* **TASK GOAL**
Repeat exactly the lines below, from the line containing "Read this page and output its text content." through the last line, both included. Leave out any pictures.

:: RECORDS SUPPLIED

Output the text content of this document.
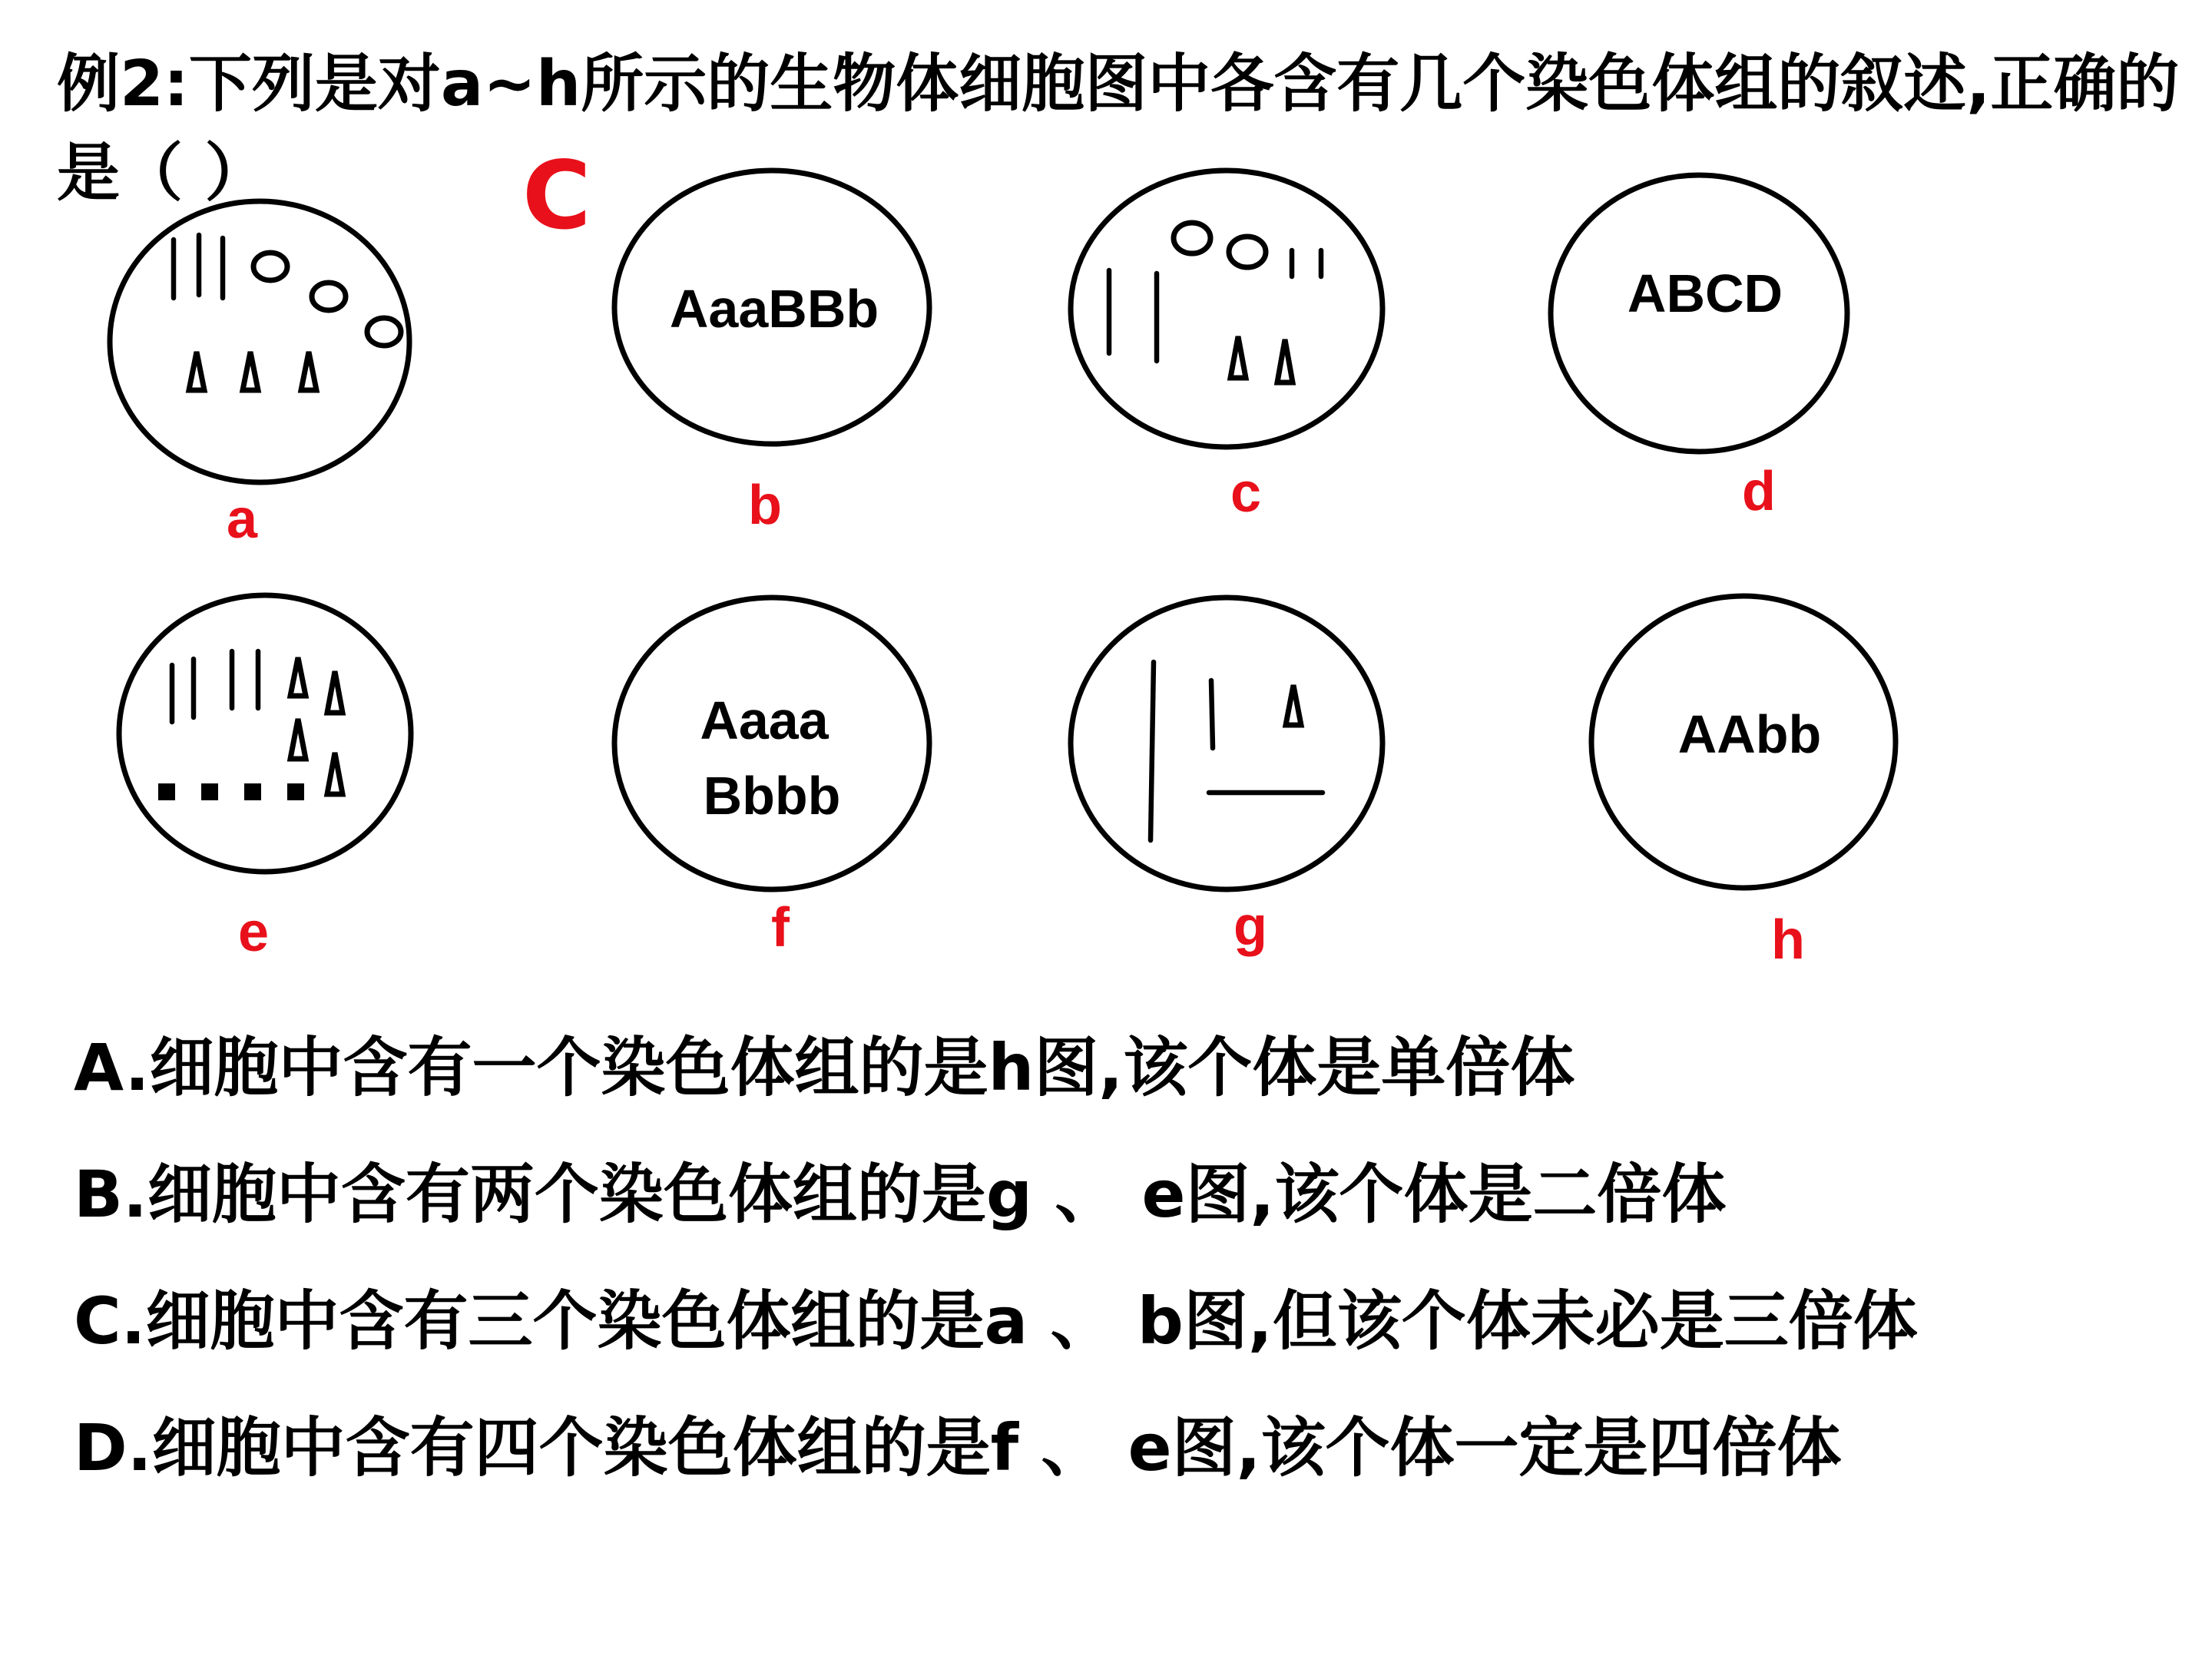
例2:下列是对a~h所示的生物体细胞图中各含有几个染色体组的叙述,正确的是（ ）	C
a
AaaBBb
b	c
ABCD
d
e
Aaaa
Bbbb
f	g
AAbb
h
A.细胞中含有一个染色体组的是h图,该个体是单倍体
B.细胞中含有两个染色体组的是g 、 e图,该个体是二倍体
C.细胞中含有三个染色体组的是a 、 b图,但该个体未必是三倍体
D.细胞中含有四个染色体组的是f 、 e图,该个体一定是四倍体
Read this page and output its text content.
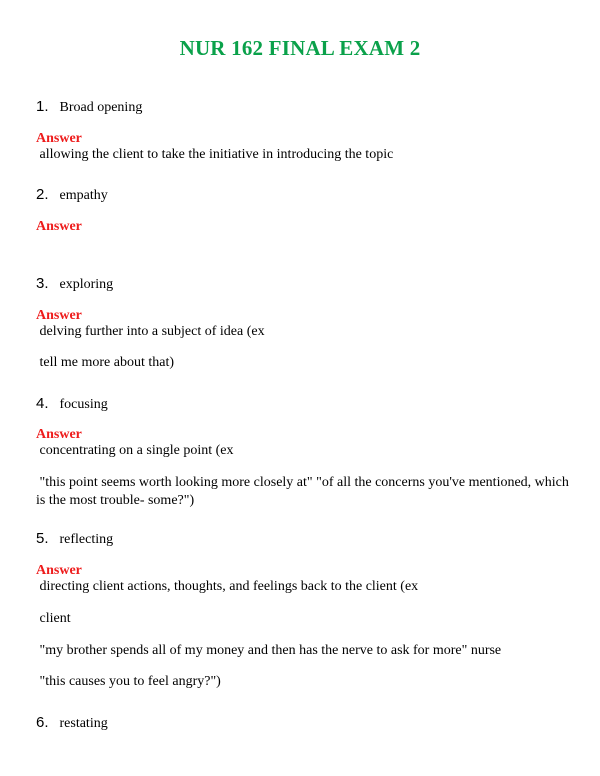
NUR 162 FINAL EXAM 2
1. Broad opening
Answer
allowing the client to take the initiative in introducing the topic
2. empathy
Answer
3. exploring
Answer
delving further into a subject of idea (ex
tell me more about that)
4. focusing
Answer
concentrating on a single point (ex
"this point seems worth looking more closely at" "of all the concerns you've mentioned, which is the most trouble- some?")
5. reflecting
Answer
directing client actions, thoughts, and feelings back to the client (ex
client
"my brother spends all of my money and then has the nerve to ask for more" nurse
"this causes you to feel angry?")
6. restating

::::

* **TASK ANSWER**
Read this page and output its text content.
NUR 162 FINAL EXAM 2
1. Broad opening
Answer
allowing the client to take the initiative in introducing the topic
2. empathy
Answer
3. exploring
Answer
delving further into a subject of idea (ex
tell me more about that)
4. focusing
Answer
concentrating on a single point (ex
"this point seems worth looking more closely at" "of all the concerns you've mentioned, which is the most trouble- some?")
5. reflecting
Answer
directing client actions, thoughts, and feelings back to the client (ex
client
"my brother spends all of my money and then has the nerve to ask for more" nurse
"this causes you to feel angry?")
6. restating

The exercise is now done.